Required work
Would you write out the entries below, every one of them, exactly?

Records for this exercise
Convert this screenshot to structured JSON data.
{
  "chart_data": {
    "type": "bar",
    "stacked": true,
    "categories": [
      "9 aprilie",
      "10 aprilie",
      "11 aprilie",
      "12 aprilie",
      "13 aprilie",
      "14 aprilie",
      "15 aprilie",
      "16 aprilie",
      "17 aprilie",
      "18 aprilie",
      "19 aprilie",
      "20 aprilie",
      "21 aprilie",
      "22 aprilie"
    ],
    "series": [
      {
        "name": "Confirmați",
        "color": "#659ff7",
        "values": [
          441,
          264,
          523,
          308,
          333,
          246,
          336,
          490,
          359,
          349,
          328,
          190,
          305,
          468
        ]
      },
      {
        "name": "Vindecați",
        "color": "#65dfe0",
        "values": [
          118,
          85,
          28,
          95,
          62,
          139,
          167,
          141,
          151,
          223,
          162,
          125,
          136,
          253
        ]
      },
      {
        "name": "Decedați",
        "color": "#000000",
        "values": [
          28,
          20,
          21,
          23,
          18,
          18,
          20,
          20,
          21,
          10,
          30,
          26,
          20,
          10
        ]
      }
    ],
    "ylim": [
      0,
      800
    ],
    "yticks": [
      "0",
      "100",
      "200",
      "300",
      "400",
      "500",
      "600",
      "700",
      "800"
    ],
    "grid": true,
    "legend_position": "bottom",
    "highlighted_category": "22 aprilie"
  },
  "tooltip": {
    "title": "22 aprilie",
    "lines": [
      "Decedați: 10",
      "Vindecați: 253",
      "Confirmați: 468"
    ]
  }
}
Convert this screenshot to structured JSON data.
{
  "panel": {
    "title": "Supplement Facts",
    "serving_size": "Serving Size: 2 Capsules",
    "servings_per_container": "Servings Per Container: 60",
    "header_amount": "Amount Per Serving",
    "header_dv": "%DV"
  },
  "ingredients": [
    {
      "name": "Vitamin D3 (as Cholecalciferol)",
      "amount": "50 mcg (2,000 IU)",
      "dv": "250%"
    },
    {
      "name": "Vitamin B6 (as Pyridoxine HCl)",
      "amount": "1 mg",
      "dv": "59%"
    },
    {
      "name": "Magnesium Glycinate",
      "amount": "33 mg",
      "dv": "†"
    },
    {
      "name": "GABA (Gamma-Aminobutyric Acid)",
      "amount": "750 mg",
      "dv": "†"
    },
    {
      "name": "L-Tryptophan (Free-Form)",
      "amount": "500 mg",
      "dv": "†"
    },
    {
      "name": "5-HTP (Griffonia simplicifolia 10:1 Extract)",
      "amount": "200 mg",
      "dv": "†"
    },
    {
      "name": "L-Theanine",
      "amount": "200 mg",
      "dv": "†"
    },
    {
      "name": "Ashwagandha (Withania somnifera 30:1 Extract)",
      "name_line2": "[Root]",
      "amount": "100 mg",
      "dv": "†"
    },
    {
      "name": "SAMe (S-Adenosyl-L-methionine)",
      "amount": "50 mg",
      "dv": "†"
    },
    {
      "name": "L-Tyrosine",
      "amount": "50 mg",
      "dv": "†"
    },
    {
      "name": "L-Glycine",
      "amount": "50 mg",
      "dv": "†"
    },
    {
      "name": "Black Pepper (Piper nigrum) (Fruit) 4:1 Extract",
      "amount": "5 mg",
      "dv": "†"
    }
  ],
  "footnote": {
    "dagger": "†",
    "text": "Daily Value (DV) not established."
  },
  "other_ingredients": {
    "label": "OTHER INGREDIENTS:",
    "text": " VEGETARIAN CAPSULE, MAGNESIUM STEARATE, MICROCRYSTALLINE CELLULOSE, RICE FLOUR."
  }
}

Solution to this task
Convert this screenshot to structured JSON data.
{
  "chart_data": {
    "type": "bar",
    "stacked": true,
    "categories": [
      "9 aprilie",
      "10 aprilie",
      "11 aprilie",
      "12 aprilie",
      "13 aprilie",
      "14 aprilie",
      "15 aprilie",
      "16 aprilie",
      "17 aprilie",
      "18 aprilie",
      "19 aprilie",
      "20 aprilie",
      "21 aprilie",
      "22 aprilie"
    ],
    "series": [
      {
        "name": "Confirmați",
        "color": "#659ff7",
        "values": [
          441,
          264,
          523,
          308,
          333,
          246,
          336,
          490,
          359,
          349,
          328,
          190,
          305,
          468
        ]
      },
      {
        "name": "Vindecați",
        "color": "#65dfe0",
        "values": [
          118,
          85,
          28,
          95,
          62,
          139,
          167,
          141,
          151,
          223,
          162,
          125,
          136,
          253
        ]
      },
      {
        "name": "Decedați",
        "color": "#000000",
        "values": [
          28,
          20,
          21,
          23,
          18,
          18,
          20,
          20,
          21,
          10,
          30,
          26,
          20,
          10
        ]
      }
    ],
    "ylim": [
      0,
      800
    ],
    "yticks": [
      "0",
      "100",
      "200",
      "300",
      "400",
      "500",
      "600",
      "700",
      "800"
    ],
    "grid": true,
    "legend_position": "bottom",
    "highlighted_category": "22 aprilie"
  },
  "tooltip": {
    "title": "22 aprilie",
    "lines": [
      "Decedați: 10",
      "Vindecați: 253",
      "Confirmați: 468"
    ]
  }
}
Convert this screenshot to structured JSON data.
{
  "panel": {
    "title": "Supplement Facts",
    "serving_size": "Serving Size: 2 Capsules",
    "servings_per_container": "Servings Per Container: 60",
    "header_amount": "Amount Per Serving",
    "header_dv": "%DV"
  },
  "ingredients": [
    {
      "name": "Vitamin D3 (as Cholecalciferol)",
      "amount": "50 mcg (2,000 IU)",
      "dv": "250%"
    },
    {
      "name": "Vitamin B6 (as Pyridoxine HCl)",
      "amount": "1 mg",
      "dv": "59%"
    },
    {
      "name": "Magnesium Glycinate",
      "amount": "33 mg",
      "dv": "†"
    },
    {
      "name": "GABA (Gamma-Aminobutyric Acid)",
      "amount": "750 mg",
      "dv": "†"
    },
    {
      "name": "L-Tryptophan (Free-Form)",
      "amount": "500 mg",
      "dv": "†"
    },
    {
      "name": "5-HTP (Griffonia simplicifolia 10:1 Extract)",
      "amount": "200 mg",
      "dv": "†"
    },
    {
      "name": "L-Theanine",
      "amount": "200 mg",
      "dv": "†"
    },
    {
      "name": "Ashwagandha (Withania somnifera 30:1 Extract)",
      "name_line2": "[Root]",
      "amount": "100 mg",
      "dv": "†"
    },
    {
      "name": "SAMe (S-Adenosyl-L-methionine)",
      "amount": "50 mg",
      "dv": "†"
    },
    {
      "name": "L-Tyrosine",
      "amount": "50 mg",
      "dv": "†"
    },
    {
      "name": "L-Glycine",
      "amount": "50 mg",
      "dv": "†"
    },
    {
      "name": "Black Pepper (Piper nigrum) (Fruit) 4:1 Extract",
      "amount": "5 mg",
      "dv": "†"
    }
  ],
  "footnote": {
    "dagger": "†",
    "text": "Daily Value (DV) not established."
  },
  "other_ingredients": {
    "label": "OTHER INGREDIENTS:",
    "text": " VEGETARIAN CAPSULE, MAGNESIUM STEARATE, MICROCRYSTALLINE CELLULOSE, RICE FLOUR."
  }
}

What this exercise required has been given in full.